The strength of the T‐to‐C signal change for 5fU depended on the choice of polymerase (Table S2), and we chose Bst DNA Polymerase, Large Fragment (obtained from New England Biolabs) for further study owing to its capability to induce T‐to‐C signal change at 5hmU sites without introducing noise at unmodified sites. When using a separate ODN model modified with varying levels of 5hmU at two defined positions (0–26 %, ODN2), the strength of the “C” signal at 5hmU (percent C counts over the sum of C and T counts, %C/(C+T)) increased linearly with the level of 5hmU (Figure S2 a). At a sequencing coverage depth of 100× in ODN2, 5hmU was detectable down to an incorporation level of 15 % (fold‐change of “C” signal compared to the no‐oxidation control, Figure S2b, data available at https://github.com/sblab-bioinformatics/5hmUseq).
To investigate potential sequence context bias in our approach, we prepared the oligonucleotide model ODN3, with a randomised base flanking each side of a single 5hmU site, therefore representing the 16 possible trinucleotide sequence contexts (N1‐5hmU‐N2, N1 and N2=A or T or G or C). While we observed some context‐dependent variability in the %C/(C+T) signal at the 5hmU‐modified sites, the calling of 5hmU relative to no‐oxidation control was clear and unambiguous in all cases (Figure 2), indicating that the method is suitable for detecting 5hmU in all trinucleotide sequence contexts.
Figure 2.
C signal in synthetic ODN3. The proportion of reads giving “C” signal over the total sum of C+T reads in N1‐5hmU‐N2 trinucleotide contexts in ODN3.
We then applied the method to map 5hmU in the genome of the eukaryotic pathogen Trypanosoma brucei (Figure 3).14 We mapped 5hmU on chromosome 2, and observed 161 Ts with significant 5hmU signal (0.02 % of all Ts on the chromosome), as defined using a FDR threshold (against “no‐oxidation” control) <0.1.15, 16 As determined using a simulated random distribution, these sites showed significant (p‐value=0.0019) overlap with 5hmU regions obtained using our previously reported chemical enrichment strategy (for details see Supporting Information).10, 13, 16
Figure 3.

▸ **Listed entries**:
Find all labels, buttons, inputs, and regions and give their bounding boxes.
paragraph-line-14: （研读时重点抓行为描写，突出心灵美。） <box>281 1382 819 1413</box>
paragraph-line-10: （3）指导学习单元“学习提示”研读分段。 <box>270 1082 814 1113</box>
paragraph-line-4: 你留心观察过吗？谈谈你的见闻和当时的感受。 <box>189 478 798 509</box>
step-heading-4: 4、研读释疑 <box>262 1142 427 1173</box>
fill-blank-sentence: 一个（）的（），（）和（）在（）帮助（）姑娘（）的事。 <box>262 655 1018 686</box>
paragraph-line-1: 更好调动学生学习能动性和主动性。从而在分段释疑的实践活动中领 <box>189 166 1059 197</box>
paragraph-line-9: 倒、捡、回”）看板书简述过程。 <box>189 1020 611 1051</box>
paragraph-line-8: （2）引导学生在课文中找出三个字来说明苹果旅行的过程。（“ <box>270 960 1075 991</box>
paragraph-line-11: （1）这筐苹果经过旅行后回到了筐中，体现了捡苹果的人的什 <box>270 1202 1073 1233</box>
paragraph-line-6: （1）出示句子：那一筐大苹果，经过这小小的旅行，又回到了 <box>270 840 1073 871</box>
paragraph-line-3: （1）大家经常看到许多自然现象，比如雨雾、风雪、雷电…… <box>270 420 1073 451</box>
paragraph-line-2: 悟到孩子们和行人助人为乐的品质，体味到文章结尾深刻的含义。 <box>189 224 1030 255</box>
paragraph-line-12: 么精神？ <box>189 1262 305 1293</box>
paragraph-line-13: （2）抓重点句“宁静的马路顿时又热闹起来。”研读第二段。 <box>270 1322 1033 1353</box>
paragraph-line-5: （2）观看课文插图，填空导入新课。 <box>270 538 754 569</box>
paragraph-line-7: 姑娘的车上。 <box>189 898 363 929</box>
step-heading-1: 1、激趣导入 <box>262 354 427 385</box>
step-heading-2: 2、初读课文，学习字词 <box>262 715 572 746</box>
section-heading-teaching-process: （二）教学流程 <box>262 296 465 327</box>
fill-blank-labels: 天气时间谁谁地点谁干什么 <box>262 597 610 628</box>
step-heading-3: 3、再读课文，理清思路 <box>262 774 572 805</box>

▸ **Questions to answer**:
A. In the passage on 5hmU sequencing, how many Ts on chromosome 2 showed significant 5hmU signal?
B. Copy out the part of the passage on 5hmU sequencing starting at "The strength of the T‐to‐C" and ending at "available at https://github.com/sblab-bioinformatics/5hmUseq).".

▸ **Task-by-task answers**:
A. 161

B.
The strength of the T‐to‐C signal change for 5fU depended on the choice of polymerase (Table S2), and we chose Bst DNA Polymerase, Large Fragment (obtained from New England Biolabs) for further study owing to its capability to induce T‐to‐C signal change at 5hmU sites without introducing noise at unmodified sites. When using a separate ODN model modified with varying levels of 5hmU at two defined positions (0–26 %, ODN2), the strength of the “C” signal at 5hmU (percent C counts over the sum of C and T counts, %C/(C+T)) increased linearly with the level of 5hmU (Figure S2 a). At a sequencing coverage depth of 100× in ODN2, 5hmU was detectable down to an incorporation level of 15 % (fold‐change of “C” signal compared to the no‐oxidation control, Figure S2b, data available at https://github.com/sblab-bioinformatics/5hmUseq).